## Your instructions
From the start of the records through the line containing "The interlocking member 21' is at (396, 190).", inclusive, rewrite the lines with "sectional view" changed to "cross-sectional view" and everything else left as is.

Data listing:
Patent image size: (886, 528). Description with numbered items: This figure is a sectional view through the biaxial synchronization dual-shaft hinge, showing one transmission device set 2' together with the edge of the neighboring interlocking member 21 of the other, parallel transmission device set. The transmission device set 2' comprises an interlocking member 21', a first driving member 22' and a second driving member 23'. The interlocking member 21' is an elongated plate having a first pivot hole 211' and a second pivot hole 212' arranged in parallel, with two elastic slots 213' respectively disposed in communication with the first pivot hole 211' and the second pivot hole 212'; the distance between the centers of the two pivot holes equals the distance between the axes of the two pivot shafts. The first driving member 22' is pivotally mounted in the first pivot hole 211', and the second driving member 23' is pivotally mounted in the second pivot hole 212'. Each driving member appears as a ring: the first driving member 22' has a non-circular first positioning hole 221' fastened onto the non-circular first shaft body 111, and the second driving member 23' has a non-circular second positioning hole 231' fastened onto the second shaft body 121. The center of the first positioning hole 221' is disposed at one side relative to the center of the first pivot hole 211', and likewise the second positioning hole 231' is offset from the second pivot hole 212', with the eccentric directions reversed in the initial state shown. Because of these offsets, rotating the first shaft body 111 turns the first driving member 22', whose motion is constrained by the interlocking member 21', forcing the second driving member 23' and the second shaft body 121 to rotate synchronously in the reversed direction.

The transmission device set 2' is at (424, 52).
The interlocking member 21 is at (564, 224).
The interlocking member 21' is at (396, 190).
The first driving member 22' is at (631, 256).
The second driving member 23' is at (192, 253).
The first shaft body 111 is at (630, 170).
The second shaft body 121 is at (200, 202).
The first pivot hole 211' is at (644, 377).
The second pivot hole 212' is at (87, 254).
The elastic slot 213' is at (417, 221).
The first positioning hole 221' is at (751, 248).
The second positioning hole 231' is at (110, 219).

## Written reply
Patent image size: (886, 528). Description with numbered items: This figure is a cross-sectional view through the biaxial synchronization dual-shaft hinge, showing one transmission device set 2' together with the edge of the neighboring interlocking member 21 of the other, parallel transmission device set. The transmission device set 2' comprises an interlocking member 21', a first driving member 22' and a second driving member 23'. The interlocking member 21' is an elongated plate having a first pivot hole 211' and a second pivot hole 212' arranged in parallel, with two elastic slots 213' respectively disposed in communication with the first pivot hole 211' and the second pivot hole 212'; the distance between the centers of the two pivot holes equals the distance between the axes of the two pivot shafts. The first driving member 22' is pivotally mounted in the first pivot hole 211', and the second driving member 23' is pivotally mounted in the second pivot hole 212'. Each driving member appears as a ring: the first driving member 22' has a non-circular first positioning hole 221' fastened onto the non-circular first shaft body 111, and the second driving member 23' has a non-circular second positioning hole 231' fastened onto the second shaft body 121. The center of the first positioning hole 221' is disposed at one side relative to the center of the first pivot hole 211', and likewise the second positioning hole 231' is offset from the second pivot hole 212', with the eccentric directions reversed in the initial state shown. Because of these offsets, rotating the first shaft body 111 turns the first driving member 22', whose motion is constrained by the interlocking member 21', forcing the second driving member 23' and the second shaft body 121 to rotate synchronously in the reversed direction.

The transmission device set 2' is at (424, 52).
The interlocking member 21 is at (564, 224).
The interlocking member 21' is at (396, 190).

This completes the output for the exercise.